- [Source data]
──────────────────────────────

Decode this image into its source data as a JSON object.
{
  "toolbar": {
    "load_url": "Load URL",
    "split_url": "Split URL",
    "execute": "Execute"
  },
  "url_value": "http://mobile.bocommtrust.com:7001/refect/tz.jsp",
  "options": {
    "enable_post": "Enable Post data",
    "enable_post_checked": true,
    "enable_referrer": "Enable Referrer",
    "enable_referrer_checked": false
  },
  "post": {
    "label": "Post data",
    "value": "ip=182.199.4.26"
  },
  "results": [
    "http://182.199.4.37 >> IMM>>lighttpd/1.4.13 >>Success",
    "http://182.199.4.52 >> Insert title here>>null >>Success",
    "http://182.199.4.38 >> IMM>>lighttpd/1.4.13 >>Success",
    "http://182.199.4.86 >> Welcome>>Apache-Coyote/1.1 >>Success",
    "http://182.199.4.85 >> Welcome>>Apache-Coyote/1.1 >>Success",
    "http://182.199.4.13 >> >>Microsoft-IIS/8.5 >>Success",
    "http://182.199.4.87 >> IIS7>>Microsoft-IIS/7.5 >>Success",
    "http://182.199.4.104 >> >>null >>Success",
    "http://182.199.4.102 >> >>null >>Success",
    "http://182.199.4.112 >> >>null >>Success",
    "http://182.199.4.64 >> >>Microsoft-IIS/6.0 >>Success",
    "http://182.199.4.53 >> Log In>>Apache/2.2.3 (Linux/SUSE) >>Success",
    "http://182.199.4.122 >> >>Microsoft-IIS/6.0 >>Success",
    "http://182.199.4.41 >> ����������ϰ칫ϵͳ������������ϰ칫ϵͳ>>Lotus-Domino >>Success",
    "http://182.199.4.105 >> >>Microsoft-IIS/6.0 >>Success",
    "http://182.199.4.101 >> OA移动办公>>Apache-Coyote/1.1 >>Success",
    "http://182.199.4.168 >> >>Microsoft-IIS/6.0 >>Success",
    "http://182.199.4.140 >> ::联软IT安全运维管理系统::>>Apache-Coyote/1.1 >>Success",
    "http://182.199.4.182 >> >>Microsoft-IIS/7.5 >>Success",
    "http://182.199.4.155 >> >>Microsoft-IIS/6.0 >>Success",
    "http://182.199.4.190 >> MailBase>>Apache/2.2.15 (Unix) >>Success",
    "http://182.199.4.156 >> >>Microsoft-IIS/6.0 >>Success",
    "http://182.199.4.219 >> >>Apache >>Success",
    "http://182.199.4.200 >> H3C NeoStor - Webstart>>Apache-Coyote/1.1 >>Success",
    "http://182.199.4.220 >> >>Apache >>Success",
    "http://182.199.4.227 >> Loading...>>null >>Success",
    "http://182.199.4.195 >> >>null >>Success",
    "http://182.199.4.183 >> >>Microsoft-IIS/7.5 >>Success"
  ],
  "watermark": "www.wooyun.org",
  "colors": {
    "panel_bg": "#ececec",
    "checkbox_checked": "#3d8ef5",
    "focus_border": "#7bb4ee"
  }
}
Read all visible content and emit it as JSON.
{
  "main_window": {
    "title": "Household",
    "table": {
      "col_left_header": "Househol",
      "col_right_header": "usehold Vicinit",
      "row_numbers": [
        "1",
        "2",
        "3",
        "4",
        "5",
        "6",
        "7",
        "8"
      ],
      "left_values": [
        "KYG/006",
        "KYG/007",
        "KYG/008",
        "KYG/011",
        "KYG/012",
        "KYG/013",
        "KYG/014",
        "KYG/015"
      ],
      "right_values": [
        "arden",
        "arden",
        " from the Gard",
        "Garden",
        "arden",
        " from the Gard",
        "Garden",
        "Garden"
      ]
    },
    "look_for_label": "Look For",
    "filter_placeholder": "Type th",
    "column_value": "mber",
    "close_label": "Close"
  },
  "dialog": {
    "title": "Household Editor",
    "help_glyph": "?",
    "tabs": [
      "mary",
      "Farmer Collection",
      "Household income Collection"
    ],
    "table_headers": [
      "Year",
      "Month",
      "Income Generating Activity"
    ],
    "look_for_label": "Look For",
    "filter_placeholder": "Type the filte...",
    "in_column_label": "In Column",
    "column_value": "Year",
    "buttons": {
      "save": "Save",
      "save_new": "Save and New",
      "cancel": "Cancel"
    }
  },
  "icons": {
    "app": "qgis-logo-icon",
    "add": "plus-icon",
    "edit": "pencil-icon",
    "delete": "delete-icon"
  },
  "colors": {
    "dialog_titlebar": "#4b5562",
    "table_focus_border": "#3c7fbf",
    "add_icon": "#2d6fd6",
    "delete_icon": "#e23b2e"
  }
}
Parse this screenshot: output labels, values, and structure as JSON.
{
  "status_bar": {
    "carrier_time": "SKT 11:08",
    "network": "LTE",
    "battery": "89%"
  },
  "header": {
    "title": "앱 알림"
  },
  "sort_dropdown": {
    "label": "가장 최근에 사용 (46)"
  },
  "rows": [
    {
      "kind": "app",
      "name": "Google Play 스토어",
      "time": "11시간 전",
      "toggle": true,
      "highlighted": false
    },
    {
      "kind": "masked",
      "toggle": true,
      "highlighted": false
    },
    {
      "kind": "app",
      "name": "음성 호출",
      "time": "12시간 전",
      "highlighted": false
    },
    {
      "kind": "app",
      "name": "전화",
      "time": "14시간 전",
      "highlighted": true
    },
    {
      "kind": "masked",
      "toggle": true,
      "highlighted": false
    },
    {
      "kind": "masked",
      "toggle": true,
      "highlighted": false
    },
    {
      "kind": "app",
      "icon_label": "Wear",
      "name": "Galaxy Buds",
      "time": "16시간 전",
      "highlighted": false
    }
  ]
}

──────────────────────────────

- [Exercise aim]
Copy every line exactly. Leave nothing out.

- [Completed task]
Decode this image into its source data as a JSON object.
{
  "toolbar": {
    "load_url": "Load URL",
    "split_url": "Split URL",
    "execute": "Execute"
  },
  "url_value": "http://mobile.bocommtrust.com:7001/refect/tz.jsp",
  "options": {
    "enable_post": "Enable Post data",
    "enable_post_checked": true,
    "enable_referrer": "Enable Referrer",
    "enable_referrer_checked": false
  },
  "post": {
    "label": "Post data",
    "value": "ip=182.199.4.26"
  },
  "results": [
    "http://182.199.4.37 >> IMM>>lighttpd/1.4.13 >>Success",
    "http://182.199.4.52 >> Insert title here>>null >>Success",
    "http://182.199.4.38 >> IMM>>lighttpd/1.4.13 >>Success",
    "http://182.199.4.86 >> Welcome>>Apache-Coyote/1.1 >>Success",
    "http://182.199.4.85 >> Welcome>>Apache-Coyote/1.1 >>Success",
    "http://182.199.4.13 >> >>Microsoft-IIS/8.5 >>Success",
    "http://182.199.4.87 >> IIS7>>Microsoft-IIS/7.5 >>Success",
    "http://182.199.4.104 >> >>null >>Success",
    "http://182.199.4.102 >> >>null >>Success",
    "http://182.199.4.112 >> >>null >>Success",
    "http://182.199.4.64 >> >>Microsoft-IIS/6.0 >>Success",
    "http://182.199.4.53 >> Log In>>Apache/2.2.3 (Linux/SUSE) >>Success",
    "http://182.199.4.122 >> >>Microsoft-IIS/6.0 >>Success",
    "http://182.199.4.41 >> ����������ϰ칫ϵͳ������������ϰ칫ϵͳ>>Lotus-Domino >>Success",
    "http://182.199.4.105 >> >>Microsoft-IIS/6.0 >>Success",
    "http://182.199.4.101 >> OA移动办公>>Apache-Coyote/1.1 >>Success",
    "http://182.199.4.168 >> >>Microsoft-IIS/6.0 >>Success",
    "http://182.199.4.140 >> ::联软IT安全运维管理系统::>>Apache-Coyote/1.1 >>Success",
    "http://182.199.4.182 >> >>Microsoft-IIS/7.5 >>Success",
    "http://182.199.4.155 >> >>Microsoft-IIS/6.0 >>Success",
    "http://182.199.4.190 >> MailBase>>Apache/2.2.15 (Unix) >>Success",
    "http://182.199.4.156 >> >>Microsoft-IIS/6.0 >>Success",
    "http://182.199.4.219 >> >>Apache >>Success",
    "http://182.199.4.200 >> H3C NeoStor - Webstart>>Apache-Coyote/1.1 >>Success",
    "http://182.199.4.220 >> >>Apache >>Success",
    "http://182.199.4.227 >> Loading...>>null >>Success",
    "http://182.199.4.195 >> >>null >>Success",
    "http://182.199.4.183 >> >>Microsoft-IIS/7.5 >>Success"
  ],
  "watermark": "www.wooyun.org",
  "colors": {
    "panel_bg": "#ececec",
    "checkbox_checked": "#3d8ef5",
    "focus_border": "#7bb4ee"
  }
}
Read all visible content and emit it as JSON.
{
  "main_window": {
    "title": "Household",
    "table": {
      "col_left_header": "Househol",
      "col_right_header": "usehold Vicinit",
      "row_numbers": [
        "1",
        "2",
        "3",
        "4",
        "5",
        "6",
        "7",
        "8"
      ],
      "left_values": [
        "KYG/006",
        "KYG/007",
        "KYG/008",
        "KYG/011",
        "KYG/012",
        "KYG/013",
        "KYG/014",
        "KYG/015"
      ],
      "right_values": [
        "arden",
        "arden",
        " from the Gard",
        "Garden",
        "arden",
        " from the Gard",
        "Garden",
        "Garden"
      ]
    },
    "look_for_label": "Look For",
    "filter_placeholder": "Type th",
    "column_value": "mber",
    "close_label": "Close"
  },
  "dialog": {
    "title": "Household Editor",
    "help_glyph": "?",
    "tabs": [
      "mary",
      "Farmer Collection",
      "Household income Collection"
    ],
    "table_headers": [
      "Year",
      "Month",
      "Income Generating Activity"
    ],
    "look_for_label": "Look For",
    "filter_placeholder": "Type the filte...",
    "in_column_label": "In Column",
    "column_value": "Year",
    "buttons": {
      "save": "Save",
      "save_new": "Save and New",
      "cancel": "Cancel"
    }
  },
  "icons": {
    "app": "qgis-logo-icon",
    "add": "plus-icon",
    "edit": "pencil-icon",
    "delete": "delete-icon"
  },
  "colors": {
    "dialog_titlebar": "#4b5562",
    "table_focus_border": "#3c7fbf",
    "add_icon": "#2d6fd6",
    "delete_icon": "#e23b2e"
  }
}
Parse this screenshot: output labels, values, and structure as JSON.
{
  "status_bar": {
    "carrier_time": "SKT 11:08",
    "network": "LTE",
    "battery": "89%"
  },
  "header": {
    "title": "앱 알림"
  },
  "sort_dropdown": {
    "label": "가장 최근에 사용 (46)"
  },
  "rows": [
    {
      "kind": "app",
      "name": "Google Play 스토어",
      "time": "11시간 전",
      "toggle": true,
      "highlighted": false
    },
    {
      "kind": "masked",
      "toggle": true,
      "highlighted": false
    },
    {
      "kind": "app",
      "name": "음성 호출",
      "time": "12시간 전",
      "highlighted": false
    },
    {
      "kind": "app",
      "name": "전화",
      "time": "14시간 전",
      "highlighted": true
    },
    {
      "kind": "masked",
      "toggle": true,
      "highlighted": false
    },
    {
      "kind": "masked",
      "toggle": true,
      "highlighted": false
    },
    {
      "kind": "app",
      "icon_label": "Wear",
      "name": "Galaxy Buds",
      "time": "16시간 전",
      "highlighted": false
    }
  ]
}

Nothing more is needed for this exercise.